#### [DATASET RECORDS]
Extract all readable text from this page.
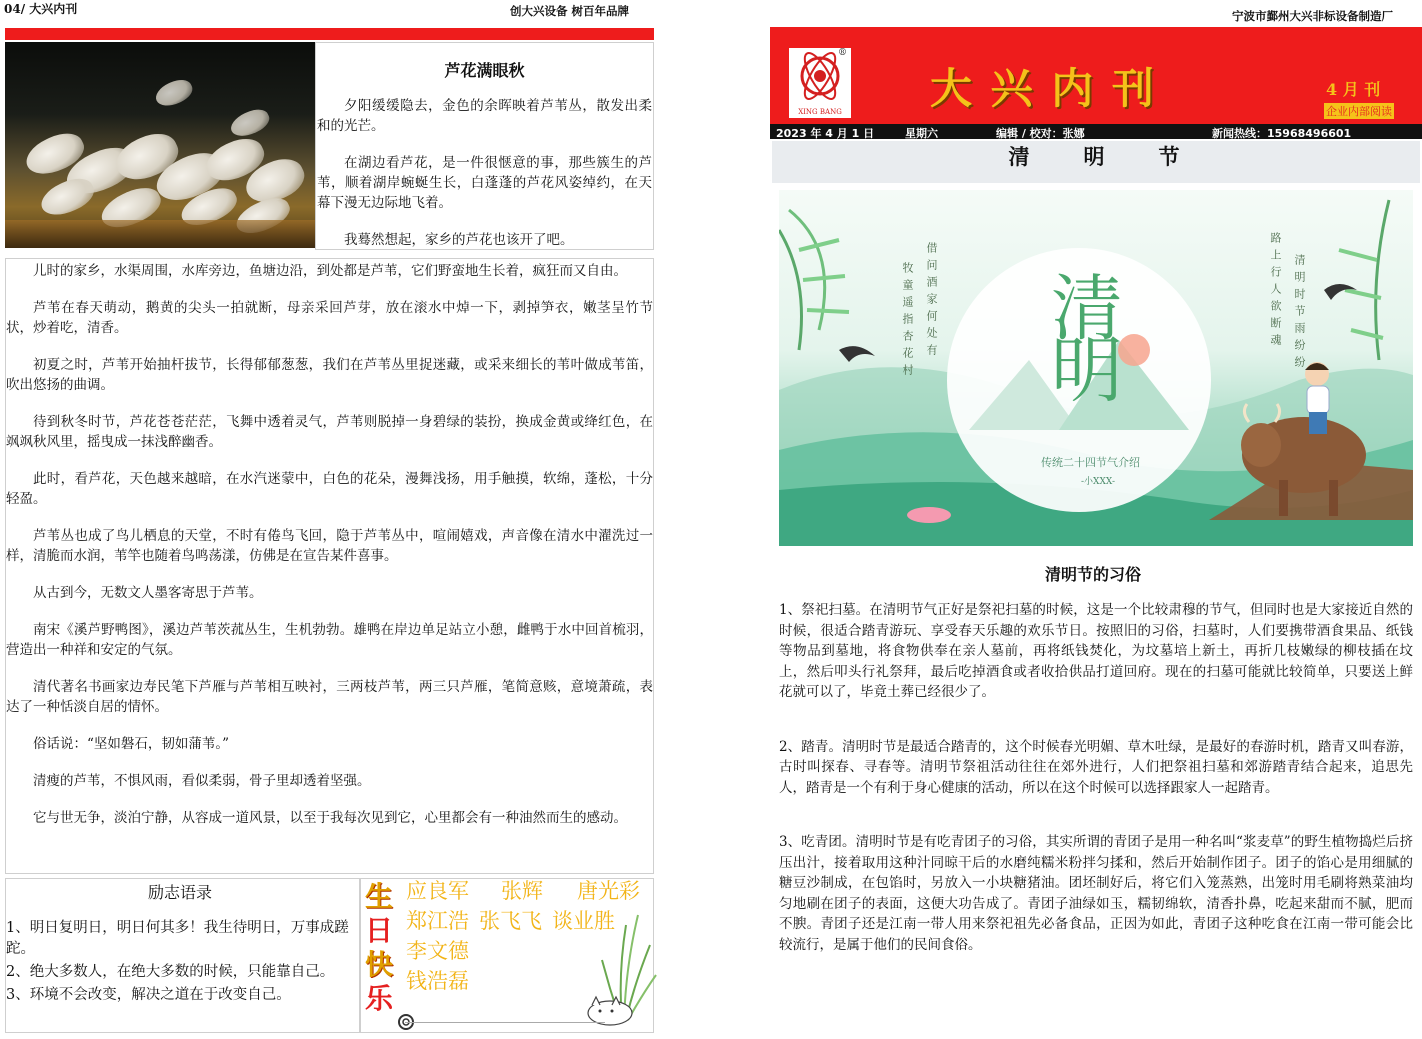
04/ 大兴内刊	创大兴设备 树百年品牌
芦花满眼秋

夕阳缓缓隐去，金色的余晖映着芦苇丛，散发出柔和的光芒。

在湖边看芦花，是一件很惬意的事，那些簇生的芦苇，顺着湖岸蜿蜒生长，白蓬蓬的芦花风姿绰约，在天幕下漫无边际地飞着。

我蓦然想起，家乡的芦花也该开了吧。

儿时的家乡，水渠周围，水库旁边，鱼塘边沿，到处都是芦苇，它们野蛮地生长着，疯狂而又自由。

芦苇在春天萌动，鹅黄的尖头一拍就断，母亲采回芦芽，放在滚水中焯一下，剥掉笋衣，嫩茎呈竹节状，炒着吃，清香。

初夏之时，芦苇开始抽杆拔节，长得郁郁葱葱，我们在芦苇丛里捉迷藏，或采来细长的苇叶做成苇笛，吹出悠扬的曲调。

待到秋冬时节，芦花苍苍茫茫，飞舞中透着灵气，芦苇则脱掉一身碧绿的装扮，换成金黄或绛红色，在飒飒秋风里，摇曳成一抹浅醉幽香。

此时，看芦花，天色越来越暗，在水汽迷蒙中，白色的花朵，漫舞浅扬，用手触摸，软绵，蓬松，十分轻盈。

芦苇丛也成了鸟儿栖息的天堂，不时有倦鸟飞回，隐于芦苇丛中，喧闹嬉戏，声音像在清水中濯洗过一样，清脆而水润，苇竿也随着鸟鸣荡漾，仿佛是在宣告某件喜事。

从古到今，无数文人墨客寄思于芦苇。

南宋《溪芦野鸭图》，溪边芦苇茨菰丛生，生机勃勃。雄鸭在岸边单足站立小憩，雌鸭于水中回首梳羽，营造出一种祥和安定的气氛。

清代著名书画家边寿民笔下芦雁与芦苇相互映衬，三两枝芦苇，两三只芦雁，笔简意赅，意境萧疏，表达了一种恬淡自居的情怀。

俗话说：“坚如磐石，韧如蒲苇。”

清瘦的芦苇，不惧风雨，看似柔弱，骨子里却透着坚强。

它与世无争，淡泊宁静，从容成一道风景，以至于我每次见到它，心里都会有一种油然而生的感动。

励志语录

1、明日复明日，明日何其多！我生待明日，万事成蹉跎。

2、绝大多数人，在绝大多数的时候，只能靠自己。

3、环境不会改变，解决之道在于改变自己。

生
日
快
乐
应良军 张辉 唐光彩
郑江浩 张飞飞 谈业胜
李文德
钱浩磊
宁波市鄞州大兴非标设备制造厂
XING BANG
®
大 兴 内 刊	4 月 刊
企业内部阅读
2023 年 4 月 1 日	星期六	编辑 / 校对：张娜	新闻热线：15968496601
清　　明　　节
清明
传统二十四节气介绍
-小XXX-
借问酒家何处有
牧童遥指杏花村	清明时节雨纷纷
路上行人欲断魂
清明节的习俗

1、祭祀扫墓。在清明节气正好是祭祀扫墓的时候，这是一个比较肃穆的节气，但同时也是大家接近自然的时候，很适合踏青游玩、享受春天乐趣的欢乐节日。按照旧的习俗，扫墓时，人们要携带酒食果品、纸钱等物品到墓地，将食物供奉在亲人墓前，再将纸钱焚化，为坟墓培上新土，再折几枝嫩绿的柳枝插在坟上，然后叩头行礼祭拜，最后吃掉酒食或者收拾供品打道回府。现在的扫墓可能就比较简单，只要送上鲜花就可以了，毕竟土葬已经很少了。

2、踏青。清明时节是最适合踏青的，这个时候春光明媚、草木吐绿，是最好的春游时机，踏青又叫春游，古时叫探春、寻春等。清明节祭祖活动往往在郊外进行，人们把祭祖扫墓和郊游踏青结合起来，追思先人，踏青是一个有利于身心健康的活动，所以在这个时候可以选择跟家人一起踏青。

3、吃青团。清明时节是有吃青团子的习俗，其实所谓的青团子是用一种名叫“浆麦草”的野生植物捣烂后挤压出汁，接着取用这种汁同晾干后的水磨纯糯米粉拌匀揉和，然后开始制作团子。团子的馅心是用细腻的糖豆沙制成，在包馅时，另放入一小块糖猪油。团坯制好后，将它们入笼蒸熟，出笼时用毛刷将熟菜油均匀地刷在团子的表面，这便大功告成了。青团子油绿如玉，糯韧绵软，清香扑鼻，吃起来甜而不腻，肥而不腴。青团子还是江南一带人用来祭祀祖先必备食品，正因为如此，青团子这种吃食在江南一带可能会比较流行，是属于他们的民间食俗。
--
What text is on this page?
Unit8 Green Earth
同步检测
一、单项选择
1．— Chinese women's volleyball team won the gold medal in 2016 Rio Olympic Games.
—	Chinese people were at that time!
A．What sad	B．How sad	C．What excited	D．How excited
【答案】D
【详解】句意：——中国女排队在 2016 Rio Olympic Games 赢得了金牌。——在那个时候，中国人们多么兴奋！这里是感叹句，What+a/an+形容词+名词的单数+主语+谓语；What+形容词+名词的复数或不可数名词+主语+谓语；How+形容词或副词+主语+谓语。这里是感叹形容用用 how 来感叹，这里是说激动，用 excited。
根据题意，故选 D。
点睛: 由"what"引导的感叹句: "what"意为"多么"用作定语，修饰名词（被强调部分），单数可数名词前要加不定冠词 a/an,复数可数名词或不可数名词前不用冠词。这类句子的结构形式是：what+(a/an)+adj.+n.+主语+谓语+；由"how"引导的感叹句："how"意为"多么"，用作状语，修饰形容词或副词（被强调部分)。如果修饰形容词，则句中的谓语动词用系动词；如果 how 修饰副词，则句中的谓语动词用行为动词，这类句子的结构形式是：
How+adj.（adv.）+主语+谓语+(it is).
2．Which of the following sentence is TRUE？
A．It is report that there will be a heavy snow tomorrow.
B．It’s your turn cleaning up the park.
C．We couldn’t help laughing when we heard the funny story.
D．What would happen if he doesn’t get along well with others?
--
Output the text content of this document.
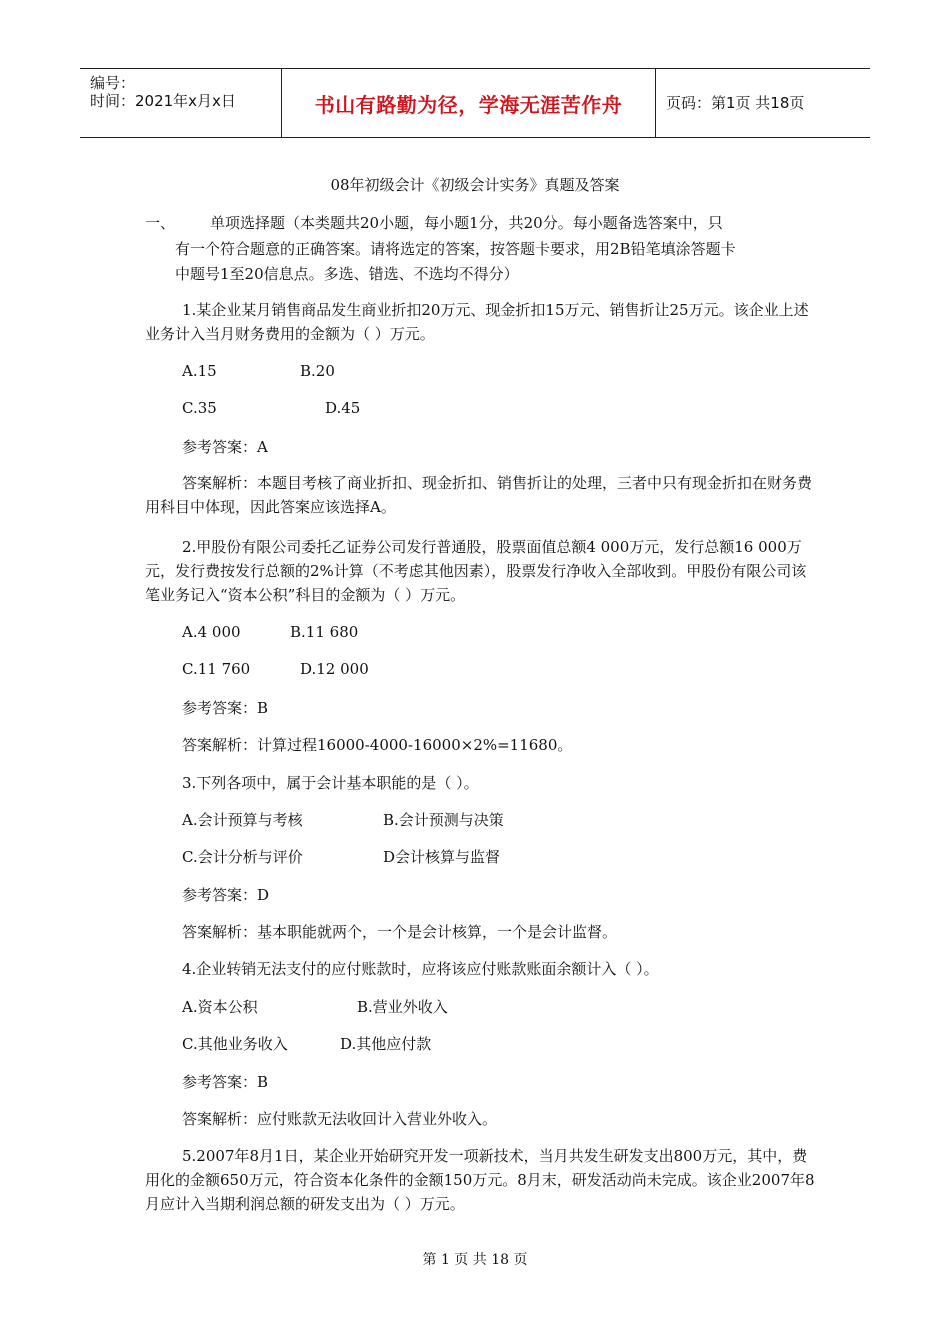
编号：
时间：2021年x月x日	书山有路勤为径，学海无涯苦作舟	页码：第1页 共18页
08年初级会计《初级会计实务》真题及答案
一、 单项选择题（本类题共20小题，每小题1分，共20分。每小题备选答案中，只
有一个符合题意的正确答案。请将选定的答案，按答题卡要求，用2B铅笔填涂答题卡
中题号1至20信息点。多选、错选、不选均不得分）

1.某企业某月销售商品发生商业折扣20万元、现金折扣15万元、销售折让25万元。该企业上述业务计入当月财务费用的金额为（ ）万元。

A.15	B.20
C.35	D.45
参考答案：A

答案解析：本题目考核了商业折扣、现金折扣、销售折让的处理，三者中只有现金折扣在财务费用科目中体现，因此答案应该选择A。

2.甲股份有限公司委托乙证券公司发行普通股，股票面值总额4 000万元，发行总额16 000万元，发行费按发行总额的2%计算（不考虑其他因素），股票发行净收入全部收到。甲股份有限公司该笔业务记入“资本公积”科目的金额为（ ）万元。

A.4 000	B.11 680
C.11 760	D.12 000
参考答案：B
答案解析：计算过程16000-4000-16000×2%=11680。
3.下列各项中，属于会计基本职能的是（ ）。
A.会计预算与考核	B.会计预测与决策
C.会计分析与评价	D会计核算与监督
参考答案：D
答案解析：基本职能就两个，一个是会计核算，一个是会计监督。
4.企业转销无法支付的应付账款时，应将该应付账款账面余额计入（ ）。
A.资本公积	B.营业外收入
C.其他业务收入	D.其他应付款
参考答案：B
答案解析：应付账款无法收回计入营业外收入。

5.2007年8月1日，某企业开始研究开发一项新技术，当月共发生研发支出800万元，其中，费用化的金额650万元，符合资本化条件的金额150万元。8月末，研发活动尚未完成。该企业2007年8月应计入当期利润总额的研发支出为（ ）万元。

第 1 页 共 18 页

#### [WHAT YOU SHOULD DO]
Pull every line containing "答案解析" out of the records.

#### [SOLUTION FOR THIS TASK]
答案解析：本题目考核了商业折扣、现金折扣、销售折让的处理，三者中只有现金折扣在财务费用科目中体现，因此答案应该选择A。
答案解析：计算过程16000-4000-16000×2%=11680。
答案解析：基本职能就两个，一个是会计核算，一个是会计监督。
答案解析：应付账款无法收回计入营业外收入。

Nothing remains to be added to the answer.